====== ESTRATTO DEL DOCUMENTO ======
Il secondo tema che non può essere affrontato prescindendo dal corpo, o meglio e più concretamente dai corpi, è quello dell’immigrazione e della connessa tratta di esseri umani, riguardo al quale quotidianamente i media forniscono informazioni e letture delle quali, però, si vuol denunciare il carattere frequentemente riduttivo e fuorviante.
Le notizie sull’immigrazione e sulla tratta, infatti, sono date nell’ambito delle questioni economiche e politiche, evidenziando gli aspetti che toccano prevalentemente i paesi di arrivo ed i problemi dei loro abitanti. Scarsa attenzione è dedicata agli immigranti come essere umani con un corpo ucciso, torturato o stuprato ed è significativo che il loro numero sia indicato nei termini generici di decine o centinaia, come se un corpo in più od in meno fosse, alla fine, irrilevante.
I limiti di questo modo di proporre la problematica sono di due tipi diversi e si collocano su piani distinti, poiché il primo è di natura conoscitiva ed evidenzia una considerazione astratta e distante dall’oggetto di cui si vuole parlare, rimanendo al livello di pure teorizzazioni.
Il secondo limite, invece, è ben più grave e significativo ed evidenzia la mancanza di attenzione alla concreta e singolare umanità di ogni soggetto, incarnato nella sua imprescindibile corporeità.
Siamo qui agli antipodi di quello che si può trovare nel Vangelo di Matteo riguardo al giudizio finale (Matteo. 25, 33-46), nel quale ogni singolo essere umano nella sua piccolezza e nella sua povertà di vario genere è posto al centro dell’attenzione e ciascuno di essi conta nella sua unicità ed irripetibilità, radicata nel corpo sofferente.
====== ESTRATTO DEI DATI ======
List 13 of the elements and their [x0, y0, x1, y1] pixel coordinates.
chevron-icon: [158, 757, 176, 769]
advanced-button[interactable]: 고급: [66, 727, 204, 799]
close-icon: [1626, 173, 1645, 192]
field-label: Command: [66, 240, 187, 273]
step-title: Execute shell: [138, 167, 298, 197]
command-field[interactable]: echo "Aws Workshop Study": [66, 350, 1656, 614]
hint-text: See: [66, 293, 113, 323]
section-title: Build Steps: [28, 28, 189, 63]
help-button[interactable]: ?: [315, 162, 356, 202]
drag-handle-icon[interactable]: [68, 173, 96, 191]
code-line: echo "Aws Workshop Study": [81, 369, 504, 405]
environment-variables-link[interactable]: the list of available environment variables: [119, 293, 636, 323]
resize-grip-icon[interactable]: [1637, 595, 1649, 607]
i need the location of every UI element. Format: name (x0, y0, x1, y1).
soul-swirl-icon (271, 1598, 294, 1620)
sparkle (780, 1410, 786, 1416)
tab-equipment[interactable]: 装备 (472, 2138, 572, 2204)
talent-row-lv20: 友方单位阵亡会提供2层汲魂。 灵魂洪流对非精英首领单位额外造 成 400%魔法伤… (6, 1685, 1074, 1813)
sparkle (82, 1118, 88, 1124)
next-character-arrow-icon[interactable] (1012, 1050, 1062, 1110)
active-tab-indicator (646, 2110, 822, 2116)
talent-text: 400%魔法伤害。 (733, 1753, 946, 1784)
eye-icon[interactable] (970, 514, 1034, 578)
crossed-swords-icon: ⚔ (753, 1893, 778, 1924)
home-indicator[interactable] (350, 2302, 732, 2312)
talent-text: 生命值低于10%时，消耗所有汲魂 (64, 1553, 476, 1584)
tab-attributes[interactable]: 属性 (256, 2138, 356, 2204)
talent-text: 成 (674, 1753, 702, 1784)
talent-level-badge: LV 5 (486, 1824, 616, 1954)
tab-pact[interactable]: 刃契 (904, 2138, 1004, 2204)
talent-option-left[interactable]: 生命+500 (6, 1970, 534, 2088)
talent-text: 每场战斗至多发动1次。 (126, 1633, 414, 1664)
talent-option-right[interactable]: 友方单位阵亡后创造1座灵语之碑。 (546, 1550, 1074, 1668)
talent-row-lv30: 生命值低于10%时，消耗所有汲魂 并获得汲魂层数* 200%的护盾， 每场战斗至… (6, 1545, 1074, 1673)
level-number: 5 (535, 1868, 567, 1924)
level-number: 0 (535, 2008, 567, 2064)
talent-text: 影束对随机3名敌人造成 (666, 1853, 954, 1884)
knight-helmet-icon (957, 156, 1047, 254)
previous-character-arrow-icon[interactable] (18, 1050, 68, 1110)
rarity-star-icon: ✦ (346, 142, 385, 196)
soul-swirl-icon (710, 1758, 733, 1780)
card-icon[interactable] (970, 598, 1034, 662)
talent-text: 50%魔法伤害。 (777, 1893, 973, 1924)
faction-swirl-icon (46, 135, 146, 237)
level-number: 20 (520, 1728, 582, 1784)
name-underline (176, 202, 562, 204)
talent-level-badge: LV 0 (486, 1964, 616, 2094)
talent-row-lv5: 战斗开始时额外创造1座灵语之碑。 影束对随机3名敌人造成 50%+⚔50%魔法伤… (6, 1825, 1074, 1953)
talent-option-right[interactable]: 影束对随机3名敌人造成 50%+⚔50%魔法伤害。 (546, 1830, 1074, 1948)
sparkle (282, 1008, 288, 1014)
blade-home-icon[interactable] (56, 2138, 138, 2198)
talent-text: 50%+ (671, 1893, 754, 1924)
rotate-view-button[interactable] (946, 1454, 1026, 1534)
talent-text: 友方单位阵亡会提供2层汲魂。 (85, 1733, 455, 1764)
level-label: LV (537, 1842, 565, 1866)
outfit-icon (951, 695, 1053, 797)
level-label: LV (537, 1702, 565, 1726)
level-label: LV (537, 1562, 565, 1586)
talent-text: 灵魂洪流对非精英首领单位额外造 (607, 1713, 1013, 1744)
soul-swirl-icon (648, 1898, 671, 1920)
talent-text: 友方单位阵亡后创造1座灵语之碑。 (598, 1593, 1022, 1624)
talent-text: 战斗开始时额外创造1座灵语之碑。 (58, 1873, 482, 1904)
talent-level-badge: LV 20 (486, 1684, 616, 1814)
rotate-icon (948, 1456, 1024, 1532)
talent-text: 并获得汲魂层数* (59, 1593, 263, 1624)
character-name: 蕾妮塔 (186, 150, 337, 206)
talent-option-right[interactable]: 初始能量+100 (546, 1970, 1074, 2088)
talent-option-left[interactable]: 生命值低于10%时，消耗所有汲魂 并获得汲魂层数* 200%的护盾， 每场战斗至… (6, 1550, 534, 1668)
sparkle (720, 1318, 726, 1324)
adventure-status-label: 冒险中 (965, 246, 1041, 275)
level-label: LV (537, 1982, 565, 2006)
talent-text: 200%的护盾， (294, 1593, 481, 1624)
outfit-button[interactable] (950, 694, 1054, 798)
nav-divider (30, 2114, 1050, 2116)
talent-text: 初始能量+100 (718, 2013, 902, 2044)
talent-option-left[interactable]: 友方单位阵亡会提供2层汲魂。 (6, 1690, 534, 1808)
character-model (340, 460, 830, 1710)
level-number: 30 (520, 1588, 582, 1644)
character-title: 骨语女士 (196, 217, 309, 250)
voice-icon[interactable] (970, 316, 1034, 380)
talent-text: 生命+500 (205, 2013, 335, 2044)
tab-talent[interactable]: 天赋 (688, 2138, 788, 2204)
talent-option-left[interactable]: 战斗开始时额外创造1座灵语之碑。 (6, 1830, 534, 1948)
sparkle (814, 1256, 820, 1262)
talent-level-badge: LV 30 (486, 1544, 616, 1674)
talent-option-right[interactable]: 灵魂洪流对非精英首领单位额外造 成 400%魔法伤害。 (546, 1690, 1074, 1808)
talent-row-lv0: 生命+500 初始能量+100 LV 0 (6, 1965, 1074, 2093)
======
■ **ATTIVITÀ RICHIESTA**
Stabilisci se ciascuna affermazione concorda con il brano sull'immigrazione riportato sopra, rispondendo sì o no e citando le parole del brano che lo decidono: (a) le notizie sull'immigrazione mettono in risalto soprattutto gli aspetti che riguardano i paesi di arrivo; (b) il numero degli immigranti viene indicato con cifre precise; (c) il primo limite è giudicato più grave del secondo.

■ **SOLUZIONE DELL'ESERCIZIO**
(a) Sì: «evidenziando gli aspetti che toccano prevalentemente i paesi di arrivo ed i problemi dei loro abitanti».
(b) No: «il loro numero sia indicato nei termini generici di decine o centinaia».
(c) No: «Il secondo limite, invece, è ben più grave e significativo».